Dataset records:
--------------------
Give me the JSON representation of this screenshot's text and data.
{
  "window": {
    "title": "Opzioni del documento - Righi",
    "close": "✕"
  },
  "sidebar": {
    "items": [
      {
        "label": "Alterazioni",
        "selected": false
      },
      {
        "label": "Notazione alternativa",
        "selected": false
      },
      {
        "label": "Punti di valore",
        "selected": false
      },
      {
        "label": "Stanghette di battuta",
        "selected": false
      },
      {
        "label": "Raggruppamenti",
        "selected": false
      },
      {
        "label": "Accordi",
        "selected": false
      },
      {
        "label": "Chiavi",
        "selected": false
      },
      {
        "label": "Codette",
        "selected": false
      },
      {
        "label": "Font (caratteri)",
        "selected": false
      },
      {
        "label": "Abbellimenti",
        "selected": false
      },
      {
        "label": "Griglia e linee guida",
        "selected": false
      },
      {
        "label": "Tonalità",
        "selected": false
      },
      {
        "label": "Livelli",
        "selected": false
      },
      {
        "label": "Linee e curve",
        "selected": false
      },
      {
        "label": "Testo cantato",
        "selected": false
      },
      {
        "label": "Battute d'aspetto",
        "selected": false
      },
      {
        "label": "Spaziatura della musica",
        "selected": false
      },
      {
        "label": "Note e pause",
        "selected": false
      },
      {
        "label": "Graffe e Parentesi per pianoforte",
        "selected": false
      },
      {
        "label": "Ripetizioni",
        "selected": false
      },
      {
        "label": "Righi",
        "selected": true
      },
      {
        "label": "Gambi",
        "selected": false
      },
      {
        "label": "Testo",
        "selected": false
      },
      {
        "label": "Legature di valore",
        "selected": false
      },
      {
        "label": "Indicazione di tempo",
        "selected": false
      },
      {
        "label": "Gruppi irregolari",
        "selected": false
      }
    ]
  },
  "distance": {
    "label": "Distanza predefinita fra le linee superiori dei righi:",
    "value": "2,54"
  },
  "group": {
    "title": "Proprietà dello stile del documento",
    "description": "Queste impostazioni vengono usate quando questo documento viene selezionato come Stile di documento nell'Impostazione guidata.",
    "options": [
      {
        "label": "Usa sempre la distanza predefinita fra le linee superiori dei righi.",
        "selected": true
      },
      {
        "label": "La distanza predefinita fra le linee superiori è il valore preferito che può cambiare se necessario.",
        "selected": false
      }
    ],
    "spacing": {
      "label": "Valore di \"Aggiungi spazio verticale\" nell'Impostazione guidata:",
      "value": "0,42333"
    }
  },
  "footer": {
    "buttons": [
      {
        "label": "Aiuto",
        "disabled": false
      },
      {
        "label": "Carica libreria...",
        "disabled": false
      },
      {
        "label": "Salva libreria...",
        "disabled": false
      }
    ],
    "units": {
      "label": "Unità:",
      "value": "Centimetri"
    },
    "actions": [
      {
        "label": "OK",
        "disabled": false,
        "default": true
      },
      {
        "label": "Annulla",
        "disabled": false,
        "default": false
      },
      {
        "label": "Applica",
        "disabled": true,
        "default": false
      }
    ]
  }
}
--------------------
Brief: Within the data above, pick out all lines holding the word "superiori".

Solution to this exercise:
    "label": "Distanza predefinita fra le linee superiori dei righi:",
        "label": "Usa sempre la distanza predefinita fra le linee superiori dei righi.",
        "label": "La distanza predefinita fra le linee superiori è il valore preferito che può cambiare se necessario.",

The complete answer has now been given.